Find every row below that contains the word "gelatinoso" and copy each of those rows in full.

*** PROVIDED MATERIAL

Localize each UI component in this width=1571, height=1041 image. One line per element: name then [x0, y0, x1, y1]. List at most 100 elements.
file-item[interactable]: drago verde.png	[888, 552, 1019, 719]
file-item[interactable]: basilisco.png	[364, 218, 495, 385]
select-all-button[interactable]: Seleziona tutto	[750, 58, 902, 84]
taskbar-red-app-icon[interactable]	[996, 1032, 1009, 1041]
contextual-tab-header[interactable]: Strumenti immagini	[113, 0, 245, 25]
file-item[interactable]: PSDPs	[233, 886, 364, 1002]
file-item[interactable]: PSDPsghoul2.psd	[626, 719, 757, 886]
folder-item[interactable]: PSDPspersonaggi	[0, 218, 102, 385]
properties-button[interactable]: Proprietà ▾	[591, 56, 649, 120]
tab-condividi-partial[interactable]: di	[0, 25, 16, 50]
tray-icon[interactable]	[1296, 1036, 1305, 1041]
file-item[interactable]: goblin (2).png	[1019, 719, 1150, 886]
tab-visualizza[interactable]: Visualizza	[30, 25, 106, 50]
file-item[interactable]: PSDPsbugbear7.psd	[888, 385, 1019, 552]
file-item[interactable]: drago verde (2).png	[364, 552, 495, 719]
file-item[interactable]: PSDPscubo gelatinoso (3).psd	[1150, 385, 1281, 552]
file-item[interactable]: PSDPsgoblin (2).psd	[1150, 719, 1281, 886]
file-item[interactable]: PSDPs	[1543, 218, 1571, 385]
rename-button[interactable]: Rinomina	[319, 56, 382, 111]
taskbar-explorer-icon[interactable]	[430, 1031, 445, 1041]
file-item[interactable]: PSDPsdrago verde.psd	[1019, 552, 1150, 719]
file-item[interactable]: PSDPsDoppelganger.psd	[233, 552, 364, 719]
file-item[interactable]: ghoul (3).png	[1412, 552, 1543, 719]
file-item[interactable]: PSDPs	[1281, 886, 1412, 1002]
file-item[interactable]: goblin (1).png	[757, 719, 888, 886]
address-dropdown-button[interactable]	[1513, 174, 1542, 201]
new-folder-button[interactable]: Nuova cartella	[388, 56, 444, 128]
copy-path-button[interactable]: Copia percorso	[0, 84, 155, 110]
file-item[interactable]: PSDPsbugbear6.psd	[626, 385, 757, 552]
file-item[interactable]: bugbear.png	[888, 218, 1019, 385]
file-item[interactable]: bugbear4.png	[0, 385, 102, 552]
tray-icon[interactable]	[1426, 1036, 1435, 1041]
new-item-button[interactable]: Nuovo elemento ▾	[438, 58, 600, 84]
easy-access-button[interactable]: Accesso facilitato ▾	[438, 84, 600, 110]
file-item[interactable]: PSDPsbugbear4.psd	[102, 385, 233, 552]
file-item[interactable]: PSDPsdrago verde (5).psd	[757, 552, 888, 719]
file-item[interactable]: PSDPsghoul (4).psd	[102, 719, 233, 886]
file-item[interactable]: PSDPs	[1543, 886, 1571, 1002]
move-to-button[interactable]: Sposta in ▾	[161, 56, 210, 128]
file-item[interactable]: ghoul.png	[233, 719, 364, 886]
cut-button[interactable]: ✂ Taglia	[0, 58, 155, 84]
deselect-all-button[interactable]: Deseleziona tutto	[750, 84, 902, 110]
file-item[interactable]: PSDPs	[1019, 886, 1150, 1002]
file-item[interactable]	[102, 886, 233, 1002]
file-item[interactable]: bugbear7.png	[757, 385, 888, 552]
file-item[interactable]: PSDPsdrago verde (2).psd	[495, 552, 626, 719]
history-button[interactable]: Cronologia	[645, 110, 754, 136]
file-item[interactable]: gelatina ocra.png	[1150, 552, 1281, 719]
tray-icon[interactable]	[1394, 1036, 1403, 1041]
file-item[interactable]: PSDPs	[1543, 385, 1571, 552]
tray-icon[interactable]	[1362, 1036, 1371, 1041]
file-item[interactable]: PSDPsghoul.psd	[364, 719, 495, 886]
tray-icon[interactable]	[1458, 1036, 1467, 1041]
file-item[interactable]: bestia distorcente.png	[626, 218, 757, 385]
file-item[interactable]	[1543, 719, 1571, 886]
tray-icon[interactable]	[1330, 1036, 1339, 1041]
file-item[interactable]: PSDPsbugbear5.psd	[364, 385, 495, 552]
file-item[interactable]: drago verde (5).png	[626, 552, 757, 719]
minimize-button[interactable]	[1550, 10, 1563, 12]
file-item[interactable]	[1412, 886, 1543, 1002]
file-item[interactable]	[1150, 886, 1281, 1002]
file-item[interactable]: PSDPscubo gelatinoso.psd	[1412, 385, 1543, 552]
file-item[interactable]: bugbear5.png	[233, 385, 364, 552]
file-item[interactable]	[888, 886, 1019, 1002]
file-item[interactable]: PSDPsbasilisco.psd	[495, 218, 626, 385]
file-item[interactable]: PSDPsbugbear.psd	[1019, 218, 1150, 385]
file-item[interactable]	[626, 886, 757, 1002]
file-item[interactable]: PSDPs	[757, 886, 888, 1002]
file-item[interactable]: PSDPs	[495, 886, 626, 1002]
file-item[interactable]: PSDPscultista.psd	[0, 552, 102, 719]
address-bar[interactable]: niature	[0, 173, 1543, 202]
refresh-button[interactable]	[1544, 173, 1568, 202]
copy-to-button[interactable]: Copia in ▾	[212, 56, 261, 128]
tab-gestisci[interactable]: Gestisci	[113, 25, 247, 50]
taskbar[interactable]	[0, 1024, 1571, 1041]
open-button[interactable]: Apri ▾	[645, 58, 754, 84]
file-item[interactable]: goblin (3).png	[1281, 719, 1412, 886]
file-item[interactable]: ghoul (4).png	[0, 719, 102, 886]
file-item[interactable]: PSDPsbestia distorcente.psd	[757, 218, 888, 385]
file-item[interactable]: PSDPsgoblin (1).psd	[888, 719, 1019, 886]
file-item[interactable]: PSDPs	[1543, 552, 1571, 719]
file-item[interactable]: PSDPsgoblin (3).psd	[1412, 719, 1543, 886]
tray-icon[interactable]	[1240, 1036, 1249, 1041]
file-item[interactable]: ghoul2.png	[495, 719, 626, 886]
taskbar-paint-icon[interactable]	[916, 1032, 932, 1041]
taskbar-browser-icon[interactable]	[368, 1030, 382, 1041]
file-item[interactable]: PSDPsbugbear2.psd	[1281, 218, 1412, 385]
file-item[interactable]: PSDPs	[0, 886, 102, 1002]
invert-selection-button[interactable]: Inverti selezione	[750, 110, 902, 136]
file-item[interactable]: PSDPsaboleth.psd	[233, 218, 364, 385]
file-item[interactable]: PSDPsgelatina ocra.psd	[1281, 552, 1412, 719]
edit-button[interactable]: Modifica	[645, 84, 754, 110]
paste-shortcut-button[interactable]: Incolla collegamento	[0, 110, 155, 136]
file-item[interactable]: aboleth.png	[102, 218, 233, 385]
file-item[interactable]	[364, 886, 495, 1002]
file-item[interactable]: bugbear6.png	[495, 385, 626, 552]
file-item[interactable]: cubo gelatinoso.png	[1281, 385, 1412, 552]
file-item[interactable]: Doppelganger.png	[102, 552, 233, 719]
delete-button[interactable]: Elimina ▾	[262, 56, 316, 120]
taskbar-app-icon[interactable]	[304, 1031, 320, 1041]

******

ANSWER TO THE PROBLEM:
file-item[interactable]: PSDPscubo gelatinoso (3).psd	[1150, 385, 1281, 552]
file-item[interactable]: PSDPscubo gelatinoso.psd	[1412, 385, 1543, 552]
file-item[interactable]: cubo gelatinoso.png	[1281, 385, 1412, 552]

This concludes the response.